◆ **TASK DESCRIPTION**:
Pull out every line containing the string "Standard".

Items from a dataset
***

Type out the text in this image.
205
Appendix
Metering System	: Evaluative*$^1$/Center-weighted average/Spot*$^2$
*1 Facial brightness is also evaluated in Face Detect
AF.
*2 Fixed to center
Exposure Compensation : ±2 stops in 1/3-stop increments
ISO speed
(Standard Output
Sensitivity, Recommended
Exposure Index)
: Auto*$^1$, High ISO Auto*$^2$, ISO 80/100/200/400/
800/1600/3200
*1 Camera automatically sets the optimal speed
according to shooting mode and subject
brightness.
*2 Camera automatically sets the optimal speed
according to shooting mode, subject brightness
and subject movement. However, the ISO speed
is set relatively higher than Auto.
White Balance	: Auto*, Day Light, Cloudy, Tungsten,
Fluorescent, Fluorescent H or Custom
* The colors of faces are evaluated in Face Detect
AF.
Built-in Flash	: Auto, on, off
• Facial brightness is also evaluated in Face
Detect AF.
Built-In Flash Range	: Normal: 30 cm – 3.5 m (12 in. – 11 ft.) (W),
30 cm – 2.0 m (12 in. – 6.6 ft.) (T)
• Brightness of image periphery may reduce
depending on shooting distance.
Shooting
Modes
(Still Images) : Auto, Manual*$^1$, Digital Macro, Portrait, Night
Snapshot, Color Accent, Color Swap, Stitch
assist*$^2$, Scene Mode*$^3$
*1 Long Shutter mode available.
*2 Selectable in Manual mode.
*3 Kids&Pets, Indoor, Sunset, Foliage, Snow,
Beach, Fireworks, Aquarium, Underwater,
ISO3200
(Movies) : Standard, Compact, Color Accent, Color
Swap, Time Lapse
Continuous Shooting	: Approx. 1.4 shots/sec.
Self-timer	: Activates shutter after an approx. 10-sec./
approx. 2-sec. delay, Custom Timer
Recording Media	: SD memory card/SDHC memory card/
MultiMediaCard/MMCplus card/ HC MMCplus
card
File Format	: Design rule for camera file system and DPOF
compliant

***

◆ **SOLUTION TO THE EXERCISE**:
(Standard Output
(Movies) : Standard, Compact, Color Accent, Color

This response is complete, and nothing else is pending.